• Dataset records:
━━━━
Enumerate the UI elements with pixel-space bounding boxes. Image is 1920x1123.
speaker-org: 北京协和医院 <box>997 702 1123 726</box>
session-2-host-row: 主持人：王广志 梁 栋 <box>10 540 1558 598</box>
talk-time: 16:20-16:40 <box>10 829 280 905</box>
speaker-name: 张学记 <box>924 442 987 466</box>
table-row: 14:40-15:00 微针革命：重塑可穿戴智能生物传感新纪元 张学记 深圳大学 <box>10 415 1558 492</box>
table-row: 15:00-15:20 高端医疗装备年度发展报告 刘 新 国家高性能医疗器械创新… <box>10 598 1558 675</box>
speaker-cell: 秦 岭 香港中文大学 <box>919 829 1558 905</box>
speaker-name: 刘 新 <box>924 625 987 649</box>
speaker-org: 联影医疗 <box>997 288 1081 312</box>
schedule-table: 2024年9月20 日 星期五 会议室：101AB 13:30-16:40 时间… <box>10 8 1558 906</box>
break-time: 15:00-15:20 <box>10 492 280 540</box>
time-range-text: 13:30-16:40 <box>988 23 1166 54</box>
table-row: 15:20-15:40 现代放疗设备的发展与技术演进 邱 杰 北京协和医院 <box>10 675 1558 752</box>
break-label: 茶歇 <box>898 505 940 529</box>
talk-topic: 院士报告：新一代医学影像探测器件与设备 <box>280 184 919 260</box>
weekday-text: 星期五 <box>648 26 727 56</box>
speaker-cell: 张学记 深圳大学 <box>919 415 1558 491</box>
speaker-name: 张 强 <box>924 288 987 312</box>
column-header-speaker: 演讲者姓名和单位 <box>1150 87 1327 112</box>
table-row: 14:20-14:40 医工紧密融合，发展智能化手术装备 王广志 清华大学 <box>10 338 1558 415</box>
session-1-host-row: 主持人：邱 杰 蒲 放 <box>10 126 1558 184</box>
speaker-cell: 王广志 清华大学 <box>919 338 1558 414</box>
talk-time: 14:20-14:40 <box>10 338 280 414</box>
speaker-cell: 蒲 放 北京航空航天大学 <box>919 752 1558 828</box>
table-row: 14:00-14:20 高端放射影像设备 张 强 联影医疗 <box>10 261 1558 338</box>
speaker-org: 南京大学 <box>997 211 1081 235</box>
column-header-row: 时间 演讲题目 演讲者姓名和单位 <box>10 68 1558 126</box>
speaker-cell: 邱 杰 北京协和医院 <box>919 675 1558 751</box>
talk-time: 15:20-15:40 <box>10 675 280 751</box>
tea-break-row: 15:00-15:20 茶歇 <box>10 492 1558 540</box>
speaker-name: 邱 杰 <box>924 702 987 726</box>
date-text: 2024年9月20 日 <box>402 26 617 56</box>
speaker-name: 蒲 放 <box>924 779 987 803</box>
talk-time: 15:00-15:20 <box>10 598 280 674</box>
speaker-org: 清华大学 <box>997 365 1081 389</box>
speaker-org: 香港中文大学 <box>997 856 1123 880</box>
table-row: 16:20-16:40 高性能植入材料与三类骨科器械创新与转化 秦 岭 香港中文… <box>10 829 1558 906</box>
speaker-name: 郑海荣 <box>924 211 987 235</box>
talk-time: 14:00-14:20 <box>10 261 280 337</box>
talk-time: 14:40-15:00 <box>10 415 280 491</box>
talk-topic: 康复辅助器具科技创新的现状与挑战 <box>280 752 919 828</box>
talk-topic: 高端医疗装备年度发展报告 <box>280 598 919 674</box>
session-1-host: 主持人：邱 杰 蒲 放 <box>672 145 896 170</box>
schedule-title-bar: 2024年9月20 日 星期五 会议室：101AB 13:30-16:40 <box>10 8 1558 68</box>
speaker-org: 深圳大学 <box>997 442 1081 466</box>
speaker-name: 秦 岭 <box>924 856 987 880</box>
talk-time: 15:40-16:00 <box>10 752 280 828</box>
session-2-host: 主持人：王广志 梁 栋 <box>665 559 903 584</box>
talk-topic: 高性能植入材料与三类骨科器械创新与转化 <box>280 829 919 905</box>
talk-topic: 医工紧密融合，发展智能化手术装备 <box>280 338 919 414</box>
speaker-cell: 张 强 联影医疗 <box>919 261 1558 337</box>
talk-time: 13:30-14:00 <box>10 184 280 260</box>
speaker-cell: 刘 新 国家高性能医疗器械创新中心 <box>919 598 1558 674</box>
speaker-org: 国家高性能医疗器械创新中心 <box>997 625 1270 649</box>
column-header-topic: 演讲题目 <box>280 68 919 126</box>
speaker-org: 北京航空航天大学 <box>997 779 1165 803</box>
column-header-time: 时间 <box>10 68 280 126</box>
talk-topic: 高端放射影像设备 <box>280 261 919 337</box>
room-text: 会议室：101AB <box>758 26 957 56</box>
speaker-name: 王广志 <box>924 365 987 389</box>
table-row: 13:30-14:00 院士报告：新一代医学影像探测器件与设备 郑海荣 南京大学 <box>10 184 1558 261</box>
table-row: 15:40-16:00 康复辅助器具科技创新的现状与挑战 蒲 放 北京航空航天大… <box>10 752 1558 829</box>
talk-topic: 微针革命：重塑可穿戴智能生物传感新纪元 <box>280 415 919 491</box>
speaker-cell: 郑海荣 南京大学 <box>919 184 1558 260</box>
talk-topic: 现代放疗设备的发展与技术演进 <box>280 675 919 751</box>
━━━━
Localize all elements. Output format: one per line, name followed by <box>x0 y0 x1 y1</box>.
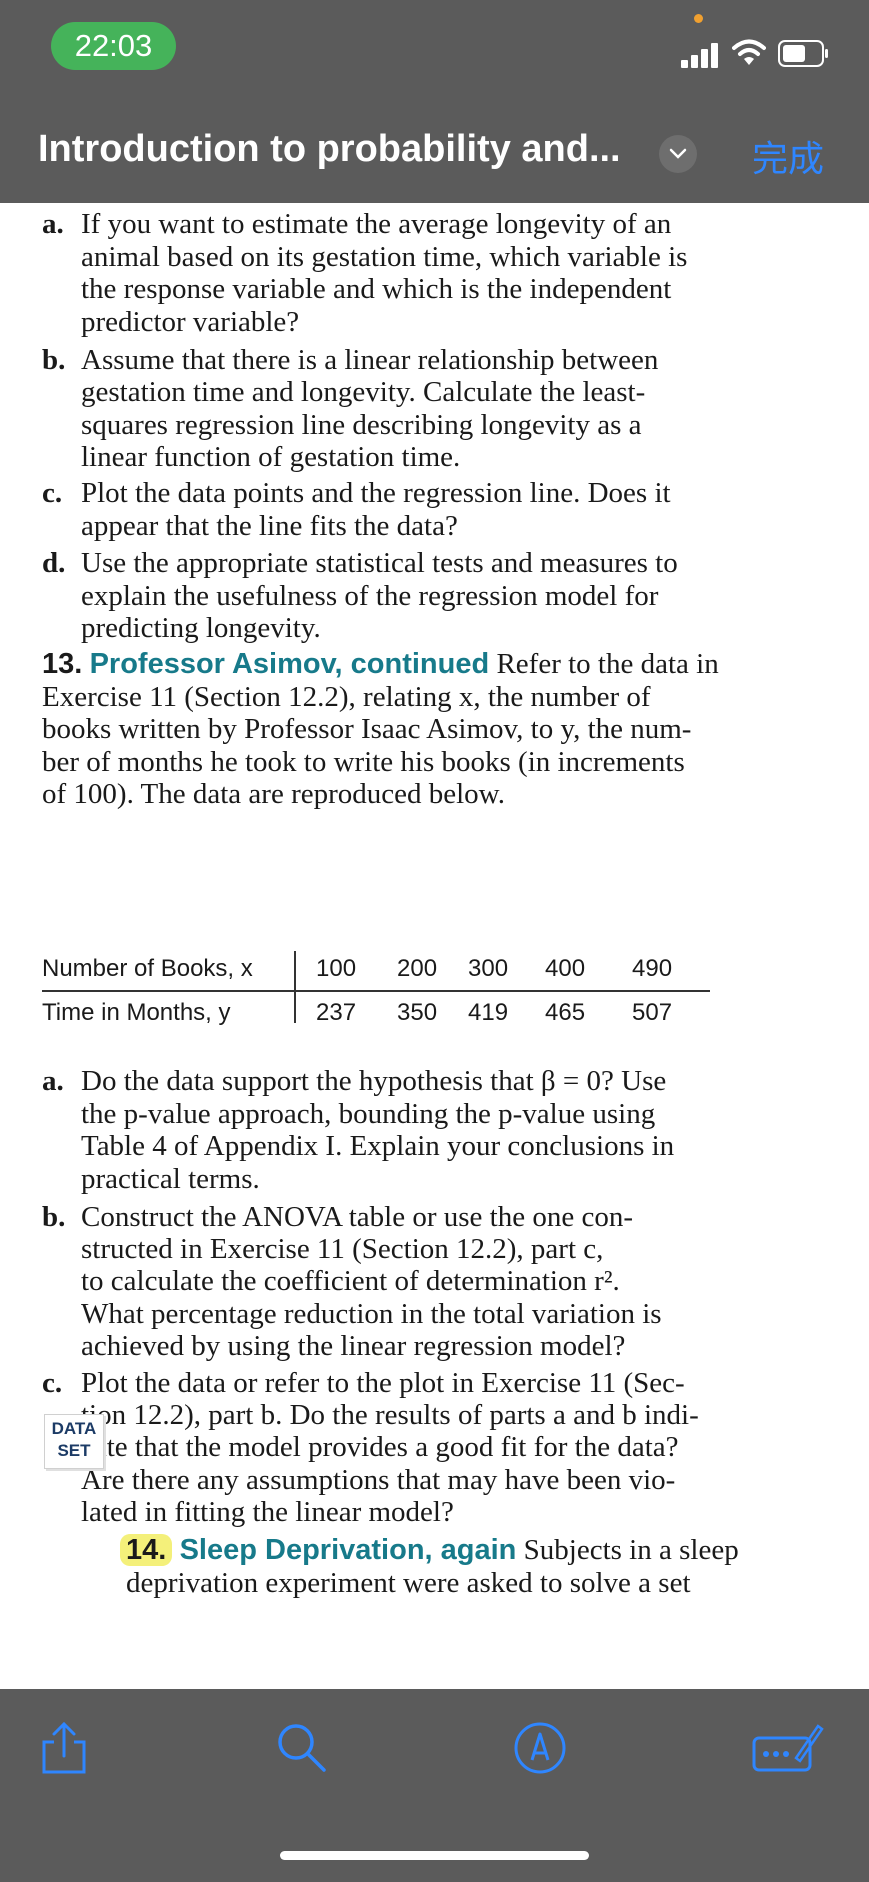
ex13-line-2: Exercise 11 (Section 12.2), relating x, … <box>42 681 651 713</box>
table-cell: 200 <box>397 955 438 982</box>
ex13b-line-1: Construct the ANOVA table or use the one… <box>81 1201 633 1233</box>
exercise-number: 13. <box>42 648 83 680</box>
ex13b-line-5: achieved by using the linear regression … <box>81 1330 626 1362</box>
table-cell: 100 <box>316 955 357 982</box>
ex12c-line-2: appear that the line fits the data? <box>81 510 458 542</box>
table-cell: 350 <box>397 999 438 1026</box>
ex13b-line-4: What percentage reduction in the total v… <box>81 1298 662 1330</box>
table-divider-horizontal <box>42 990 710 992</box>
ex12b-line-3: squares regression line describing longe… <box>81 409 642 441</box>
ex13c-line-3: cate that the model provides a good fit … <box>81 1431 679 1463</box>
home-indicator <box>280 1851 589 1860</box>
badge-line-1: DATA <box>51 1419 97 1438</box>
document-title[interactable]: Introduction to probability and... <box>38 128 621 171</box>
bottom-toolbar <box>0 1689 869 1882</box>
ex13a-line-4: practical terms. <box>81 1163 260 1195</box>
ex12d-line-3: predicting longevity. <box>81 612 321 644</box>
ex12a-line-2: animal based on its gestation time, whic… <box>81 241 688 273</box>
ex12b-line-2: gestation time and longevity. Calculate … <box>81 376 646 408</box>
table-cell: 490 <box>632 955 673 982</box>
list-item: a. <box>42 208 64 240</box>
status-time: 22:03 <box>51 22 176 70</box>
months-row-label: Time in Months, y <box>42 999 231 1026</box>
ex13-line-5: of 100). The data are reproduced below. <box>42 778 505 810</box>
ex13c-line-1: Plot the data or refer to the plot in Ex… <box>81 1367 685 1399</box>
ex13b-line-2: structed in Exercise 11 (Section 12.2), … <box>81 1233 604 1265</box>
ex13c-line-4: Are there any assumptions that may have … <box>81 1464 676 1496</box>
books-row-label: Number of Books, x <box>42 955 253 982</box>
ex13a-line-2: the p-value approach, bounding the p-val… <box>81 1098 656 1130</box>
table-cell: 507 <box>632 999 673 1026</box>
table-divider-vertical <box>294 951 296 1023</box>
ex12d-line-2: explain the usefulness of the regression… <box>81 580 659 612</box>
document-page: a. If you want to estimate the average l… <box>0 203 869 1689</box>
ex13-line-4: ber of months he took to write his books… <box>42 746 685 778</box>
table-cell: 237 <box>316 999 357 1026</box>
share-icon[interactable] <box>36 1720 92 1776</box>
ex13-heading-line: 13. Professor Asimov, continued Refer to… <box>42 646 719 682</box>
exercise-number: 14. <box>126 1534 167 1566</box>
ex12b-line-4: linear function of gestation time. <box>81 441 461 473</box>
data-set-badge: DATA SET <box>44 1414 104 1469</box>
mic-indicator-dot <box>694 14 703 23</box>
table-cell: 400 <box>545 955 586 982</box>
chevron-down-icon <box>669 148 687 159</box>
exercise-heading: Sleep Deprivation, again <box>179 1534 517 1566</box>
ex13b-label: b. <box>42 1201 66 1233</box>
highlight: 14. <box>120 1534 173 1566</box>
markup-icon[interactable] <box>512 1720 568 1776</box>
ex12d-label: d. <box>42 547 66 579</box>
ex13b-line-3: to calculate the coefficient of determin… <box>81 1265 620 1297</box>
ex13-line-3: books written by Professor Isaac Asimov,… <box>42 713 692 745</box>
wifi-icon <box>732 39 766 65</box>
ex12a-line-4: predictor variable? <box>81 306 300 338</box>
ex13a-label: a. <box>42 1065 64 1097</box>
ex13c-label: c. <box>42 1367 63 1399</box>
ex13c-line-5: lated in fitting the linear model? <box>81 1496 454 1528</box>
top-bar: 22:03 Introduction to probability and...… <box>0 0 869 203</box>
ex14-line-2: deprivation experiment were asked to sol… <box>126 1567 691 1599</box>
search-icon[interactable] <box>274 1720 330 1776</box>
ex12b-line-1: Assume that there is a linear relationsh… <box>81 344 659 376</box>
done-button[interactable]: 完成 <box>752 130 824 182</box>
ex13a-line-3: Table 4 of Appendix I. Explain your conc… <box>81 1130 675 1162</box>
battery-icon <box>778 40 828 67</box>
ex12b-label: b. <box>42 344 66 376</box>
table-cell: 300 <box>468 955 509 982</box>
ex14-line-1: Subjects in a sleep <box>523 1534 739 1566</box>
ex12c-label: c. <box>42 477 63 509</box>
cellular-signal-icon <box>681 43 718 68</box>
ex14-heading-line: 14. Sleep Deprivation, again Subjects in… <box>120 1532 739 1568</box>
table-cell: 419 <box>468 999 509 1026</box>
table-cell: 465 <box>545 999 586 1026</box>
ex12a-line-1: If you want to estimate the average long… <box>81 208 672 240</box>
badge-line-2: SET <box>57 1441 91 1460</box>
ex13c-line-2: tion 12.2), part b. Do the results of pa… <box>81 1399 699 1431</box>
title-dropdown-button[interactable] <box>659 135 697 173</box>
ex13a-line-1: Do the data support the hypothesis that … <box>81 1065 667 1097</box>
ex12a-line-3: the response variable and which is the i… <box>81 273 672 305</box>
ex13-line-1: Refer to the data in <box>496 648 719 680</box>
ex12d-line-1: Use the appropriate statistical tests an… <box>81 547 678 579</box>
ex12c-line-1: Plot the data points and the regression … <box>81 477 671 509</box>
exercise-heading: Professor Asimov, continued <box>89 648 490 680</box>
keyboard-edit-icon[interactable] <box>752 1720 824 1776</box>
━━━━
• Challenge: Copy the lines of the material above verbatim, from the line containing "Enumerate the UI" through the line containing "table-row: 15:20-15:40 现代放疗设备的发展与技术演进".

• Answer in full:
Enumerate the UI elements with pixel-space bounding boxes. Image is 1920x1123.
speaker-org: 北京协和医院 <box>997 702 1123 726</box>
session-2-host-row: 主持人：王广志 梁 栋 <box>10 540 1558 598</box>
talk-time: 16:20-16:40 <box>10 829 280 905</box>
speaker-name: 张学记 <box>924 442 987 466</box>
table-row: 14:40-15:00 微针革命：重塑可穿戴智能生物传感新纪元 张学记 深圳大学 <box>10 415 1558 492</box>
table-row: 15:00-15:20 高端医疗装备年度发展报告 刘 新 国家高性能医疗器械创新… <box>10 598 1558 675</box>
speaker-cell: 秦 岭 香港中文大学 <box>919 829 1558 905</box>
speaker-name: 刘 新 <box>924 625 987 649</box>
speaker-org: 联影医疗 <box>997 288 1081 312</box>
schedule-table: 2024年9月20 日 星期五 会议室：101AB 13:30-16:40 时间… <box>10 8 1558 906</box>
break-time: 15:00-15:20 <box>10 492 280 540</box>
time-range-text: 13:30-16:40 <box>988 23 1166 54</box>
table-row: 15:20-15:40 现代放疗设备的发展与技术演进 邱 杰 北京协和医院 <box>10 675 1558 752</box>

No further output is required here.